Saved data entries
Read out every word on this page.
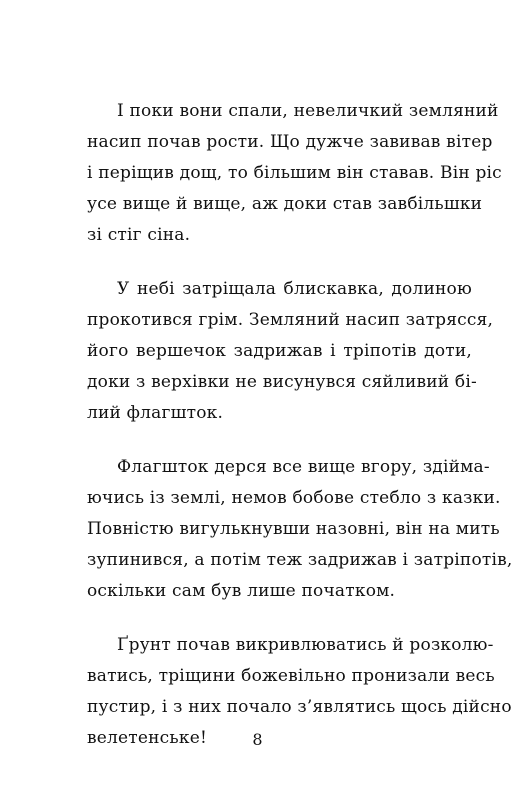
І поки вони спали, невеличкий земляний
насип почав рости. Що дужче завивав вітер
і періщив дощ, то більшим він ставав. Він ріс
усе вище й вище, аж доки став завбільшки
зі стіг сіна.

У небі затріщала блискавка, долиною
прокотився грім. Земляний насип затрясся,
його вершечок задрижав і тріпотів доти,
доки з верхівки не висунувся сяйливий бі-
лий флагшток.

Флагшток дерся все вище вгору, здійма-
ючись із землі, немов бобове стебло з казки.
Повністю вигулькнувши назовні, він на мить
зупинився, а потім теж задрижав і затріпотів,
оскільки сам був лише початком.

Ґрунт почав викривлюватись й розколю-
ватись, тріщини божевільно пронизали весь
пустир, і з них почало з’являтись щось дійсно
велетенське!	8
...
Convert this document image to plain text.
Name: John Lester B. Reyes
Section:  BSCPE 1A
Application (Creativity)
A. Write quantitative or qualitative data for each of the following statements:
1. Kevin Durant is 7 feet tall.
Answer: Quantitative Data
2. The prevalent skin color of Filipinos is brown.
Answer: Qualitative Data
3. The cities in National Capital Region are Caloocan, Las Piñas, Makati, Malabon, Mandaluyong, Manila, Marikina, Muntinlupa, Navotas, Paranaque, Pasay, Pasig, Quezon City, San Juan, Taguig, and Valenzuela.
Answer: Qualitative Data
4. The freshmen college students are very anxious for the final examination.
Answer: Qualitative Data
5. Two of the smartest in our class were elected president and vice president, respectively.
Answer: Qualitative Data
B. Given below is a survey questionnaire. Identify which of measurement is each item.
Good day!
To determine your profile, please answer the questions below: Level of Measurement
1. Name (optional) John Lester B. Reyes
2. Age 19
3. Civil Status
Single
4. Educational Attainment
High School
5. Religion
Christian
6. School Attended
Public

__Task details__
Extract every line containing the string "доки" from the material.

__Result of the exercise__
усе вище й вище, аж доки став завбільшки
доки з верхівки не висунувся сяйливий бі-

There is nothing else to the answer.